**What is expected:**
Extract all lines in the data that contain the word "Vivienda".
##### Task input
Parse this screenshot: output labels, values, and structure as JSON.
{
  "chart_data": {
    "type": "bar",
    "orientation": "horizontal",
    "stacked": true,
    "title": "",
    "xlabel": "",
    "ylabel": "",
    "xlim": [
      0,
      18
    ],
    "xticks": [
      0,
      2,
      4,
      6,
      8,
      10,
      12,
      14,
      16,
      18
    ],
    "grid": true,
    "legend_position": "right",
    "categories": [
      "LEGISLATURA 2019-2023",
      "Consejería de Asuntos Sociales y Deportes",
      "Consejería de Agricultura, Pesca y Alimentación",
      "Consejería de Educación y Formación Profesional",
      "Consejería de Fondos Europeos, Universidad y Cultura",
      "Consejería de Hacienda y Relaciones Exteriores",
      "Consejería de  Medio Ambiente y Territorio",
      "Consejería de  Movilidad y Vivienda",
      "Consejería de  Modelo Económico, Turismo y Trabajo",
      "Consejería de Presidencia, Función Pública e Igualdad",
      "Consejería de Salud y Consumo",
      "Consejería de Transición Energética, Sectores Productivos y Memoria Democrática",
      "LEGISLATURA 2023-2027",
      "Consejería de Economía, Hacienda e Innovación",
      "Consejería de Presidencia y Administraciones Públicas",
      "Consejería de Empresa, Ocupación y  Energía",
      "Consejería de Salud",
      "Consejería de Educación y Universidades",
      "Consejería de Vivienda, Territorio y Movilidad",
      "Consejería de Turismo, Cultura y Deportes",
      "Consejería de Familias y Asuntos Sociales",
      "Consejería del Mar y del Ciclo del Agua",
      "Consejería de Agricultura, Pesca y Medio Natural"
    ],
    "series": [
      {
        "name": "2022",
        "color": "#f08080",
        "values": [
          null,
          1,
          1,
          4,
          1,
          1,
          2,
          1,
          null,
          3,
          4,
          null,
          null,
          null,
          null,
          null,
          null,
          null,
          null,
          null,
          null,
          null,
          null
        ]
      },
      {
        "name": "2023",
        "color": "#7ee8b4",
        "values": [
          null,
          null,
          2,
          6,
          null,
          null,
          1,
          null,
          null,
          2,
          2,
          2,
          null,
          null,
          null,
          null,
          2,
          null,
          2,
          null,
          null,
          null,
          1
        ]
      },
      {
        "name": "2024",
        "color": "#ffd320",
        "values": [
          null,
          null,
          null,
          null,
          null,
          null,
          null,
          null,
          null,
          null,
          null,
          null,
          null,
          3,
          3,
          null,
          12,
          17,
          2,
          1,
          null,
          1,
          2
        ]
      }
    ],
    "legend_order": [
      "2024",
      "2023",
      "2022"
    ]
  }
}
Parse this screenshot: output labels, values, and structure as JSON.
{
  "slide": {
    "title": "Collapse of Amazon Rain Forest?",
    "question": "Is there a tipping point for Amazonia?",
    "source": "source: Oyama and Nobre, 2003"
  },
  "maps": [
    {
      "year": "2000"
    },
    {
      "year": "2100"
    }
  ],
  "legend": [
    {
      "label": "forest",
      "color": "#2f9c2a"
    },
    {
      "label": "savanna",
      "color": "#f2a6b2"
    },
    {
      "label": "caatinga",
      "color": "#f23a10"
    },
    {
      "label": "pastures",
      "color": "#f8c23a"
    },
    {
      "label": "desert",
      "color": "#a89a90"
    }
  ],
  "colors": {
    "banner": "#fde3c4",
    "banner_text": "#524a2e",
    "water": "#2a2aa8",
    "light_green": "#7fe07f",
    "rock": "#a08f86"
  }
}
##########
**Answer for this exercise:**
      "Consejería de  Movilidad y Vivienda",
      "Consejería de Vivienda, Territorio y Movilidad",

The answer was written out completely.